=== Fragment ===
# Overige rubrieken > Peilingen >  Peiling van de week: Zie jij bij veel jongeren een gamboyrug ontwikkelen?

## Leontien

> Artsen en deskundigen waarschuwen voor een nieuw fenomeen onder jongeren: de gameboyrug. Kinderen in de groei zitten zo vaak kromgebogen over smartphones en tablets, dat ze er ernstige rugklachten door krijgen.


ad.nl

Het blijkt dat kinderen tussen de 8 en 18 veel voorover gebogen zitten over hun smartphones en tablets. Hierdoor ontwikkelen ze een gameboyrug. Op die leeftijd hebben ze er nog geen last van, maar als de rug volgroeid is krijgen ze een zwakke rug met hernia als gevolg.

Zie jij om je heen dat veel kinderen en jongeren voorover gebogen zitten over hun smartphones en tablets?

Breng je stem uit en licht eventueel hieronder toe!

----------


## motorwybe

Kijk, dat is nou het verraderlijke.
Je *ziet* de ontwikkeling niet, omdat je ze op een bepaalde leeftijd niet meer op de ontwikkeling van hun lijf controleert.

=== Te doen ===
1) Tussen welke leeftijden zitten kinderen volgens het fragment over de gameboyrug vaak voorover gebogen over hun smartphones en tablets?
2) Vervolg het fragment over de gameboyrug na de laatste zin.

=== Datasetlijst ===
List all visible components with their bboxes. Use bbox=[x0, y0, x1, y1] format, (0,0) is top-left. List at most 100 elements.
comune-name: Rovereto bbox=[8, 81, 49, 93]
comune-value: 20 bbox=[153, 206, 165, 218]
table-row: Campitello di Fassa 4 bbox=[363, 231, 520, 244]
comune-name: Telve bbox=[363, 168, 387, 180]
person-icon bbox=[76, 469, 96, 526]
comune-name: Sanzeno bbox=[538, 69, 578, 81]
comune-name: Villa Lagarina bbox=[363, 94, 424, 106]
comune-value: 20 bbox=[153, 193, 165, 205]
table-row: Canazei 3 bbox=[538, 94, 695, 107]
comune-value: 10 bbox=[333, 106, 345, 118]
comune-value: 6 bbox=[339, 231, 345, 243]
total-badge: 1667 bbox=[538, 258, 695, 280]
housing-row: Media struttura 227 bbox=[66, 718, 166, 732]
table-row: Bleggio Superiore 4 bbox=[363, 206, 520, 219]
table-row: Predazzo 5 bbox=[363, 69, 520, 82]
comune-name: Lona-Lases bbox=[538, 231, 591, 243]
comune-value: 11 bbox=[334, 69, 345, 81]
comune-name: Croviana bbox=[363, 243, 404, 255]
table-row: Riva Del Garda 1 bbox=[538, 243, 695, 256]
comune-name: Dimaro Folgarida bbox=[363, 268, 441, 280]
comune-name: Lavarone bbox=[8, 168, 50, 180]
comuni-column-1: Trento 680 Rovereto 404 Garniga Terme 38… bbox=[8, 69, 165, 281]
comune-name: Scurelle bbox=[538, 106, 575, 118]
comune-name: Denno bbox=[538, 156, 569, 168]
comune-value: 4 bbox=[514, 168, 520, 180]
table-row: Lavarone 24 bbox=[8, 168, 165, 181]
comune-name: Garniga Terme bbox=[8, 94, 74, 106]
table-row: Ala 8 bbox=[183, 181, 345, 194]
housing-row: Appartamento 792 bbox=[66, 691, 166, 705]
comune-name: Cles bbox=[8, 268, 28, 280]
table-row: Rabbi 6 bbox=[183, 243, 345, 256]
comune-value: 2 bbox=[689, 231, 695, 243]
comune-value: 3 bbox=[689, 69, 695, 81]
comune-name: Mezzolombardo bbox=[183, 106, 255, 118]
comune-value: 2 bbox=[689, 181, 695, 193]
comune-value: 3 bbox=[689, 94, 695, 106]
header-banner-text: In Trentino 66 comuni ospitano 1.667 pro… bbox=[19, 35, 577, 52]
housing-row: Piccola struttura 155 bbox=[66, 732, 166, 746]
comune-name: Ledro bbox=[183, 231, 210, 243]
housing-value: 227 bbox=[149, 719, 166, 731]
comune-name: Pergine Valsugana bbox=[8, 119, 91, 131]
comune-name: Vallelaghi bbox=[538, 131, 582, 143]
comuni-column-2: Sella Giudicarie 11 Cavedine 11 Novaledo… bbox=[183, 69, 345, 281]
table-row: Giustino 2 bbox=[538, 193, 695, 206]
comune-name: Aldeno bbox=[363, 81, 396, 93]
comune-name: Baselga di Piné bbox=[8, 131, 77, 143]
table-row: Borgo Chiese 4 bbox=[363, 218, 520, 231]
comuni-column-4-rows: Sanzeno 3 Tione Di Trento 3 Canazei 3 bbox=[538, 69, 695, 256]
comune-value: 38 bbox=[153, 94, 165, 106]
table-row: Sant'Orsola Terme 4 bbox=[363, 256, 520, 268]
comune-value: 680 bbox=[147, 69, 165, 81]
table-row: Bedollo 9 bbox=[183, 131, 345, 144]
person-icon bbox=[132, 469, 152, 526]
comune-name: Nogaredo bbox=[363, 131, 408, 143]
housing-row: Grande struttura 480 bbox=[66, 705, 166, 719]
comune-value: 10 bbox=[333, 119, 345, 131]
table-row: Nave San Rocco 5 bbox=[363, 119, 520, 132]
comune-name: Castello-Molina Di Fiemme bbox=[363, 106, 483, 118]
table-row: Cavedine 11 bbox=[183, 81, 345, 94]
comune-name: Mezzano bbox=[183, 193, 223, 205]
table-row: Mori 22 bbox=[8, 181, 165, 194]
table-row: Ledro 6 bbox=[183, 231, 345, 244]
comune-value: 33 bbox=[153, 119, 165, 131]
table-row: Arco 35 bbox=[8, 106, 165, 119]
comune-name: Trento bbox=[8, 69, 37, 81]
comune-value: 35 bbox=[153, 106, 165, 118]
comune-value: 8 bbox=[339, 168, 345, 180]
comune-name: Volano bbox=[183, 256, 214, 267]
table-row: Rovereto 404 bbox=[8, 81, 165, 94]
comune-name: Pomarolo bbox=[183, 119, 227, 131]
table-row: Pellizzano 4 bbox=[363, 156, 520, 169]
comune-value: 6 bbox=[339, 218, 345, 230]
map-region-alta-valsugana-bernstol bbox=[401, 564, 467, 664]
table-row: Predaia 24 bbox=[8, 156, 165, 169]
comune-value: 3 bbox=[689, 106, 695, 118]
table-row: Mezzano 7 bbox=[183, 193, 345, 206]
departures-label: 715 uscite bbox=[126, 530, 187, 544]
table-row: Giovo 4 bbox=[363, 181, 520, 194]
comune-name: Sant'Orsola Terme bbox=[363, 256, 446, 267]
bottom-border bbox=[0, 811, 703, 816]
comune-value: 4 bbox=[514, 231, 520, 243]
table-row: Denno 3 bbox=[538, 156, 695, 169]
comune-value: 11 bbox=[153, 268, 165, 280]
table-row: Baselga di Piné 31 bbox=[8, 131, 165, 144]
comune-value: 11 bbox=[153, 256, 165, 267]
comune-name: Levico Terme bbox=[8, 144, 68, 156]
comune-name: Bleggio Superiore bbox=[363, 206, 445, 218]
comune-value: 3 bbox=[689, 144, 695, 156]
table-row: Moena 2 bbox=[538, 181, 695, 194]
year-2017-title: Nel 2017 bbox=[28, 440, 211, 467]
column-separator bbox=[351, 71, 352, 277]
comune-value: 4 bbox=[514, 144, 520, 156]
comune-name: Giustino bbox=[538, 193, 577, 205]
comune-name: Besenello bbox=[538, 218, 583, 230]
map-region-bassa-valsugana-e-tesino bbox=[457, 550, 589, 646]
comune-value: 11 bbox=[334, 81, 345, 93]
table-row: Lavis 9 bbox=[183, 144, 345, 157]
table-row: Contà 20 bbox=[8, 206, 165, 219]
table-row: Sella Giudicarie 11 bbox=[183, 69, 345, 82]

=== Opgeloste opdrachten ===
1) Tussen de 8 en 18 jaar.

2)
En als je de ontwikkeling ziet, is het eigenlijk al te laat ! Mijn jongste zoon ontwikkelde een scoleose-rug en omdat hij door-de-week al het huis uit was (studeren) en alleen het weekend bij mij was zag ik het toevallig toen hij voor de wastafel stond.
Maar dan is er weinig meer aan te doem met als gevolg dat hij nu ademhalingsproblemen krijgt en niet kan sporten etc. etc
Advies : als je denkt dat je kinderen te veel -met een kromme rug- zitten te spelen met een tablet of iets dergelijks, regel dan een gesprek met je huisarts en/of een goede fysio therapeut. Dan loop je later niet met een schuldgevoel rond en blijft je kind gezond.
Zeker bij de puberende jeugd zal dat op (flinke) weerstand uitdraaien, maar later zijn ze je er dankbaar voor dat je je gezag hebt aangewend en je verstand hebt gebruikt. BLIJF WAAKZAAM ! !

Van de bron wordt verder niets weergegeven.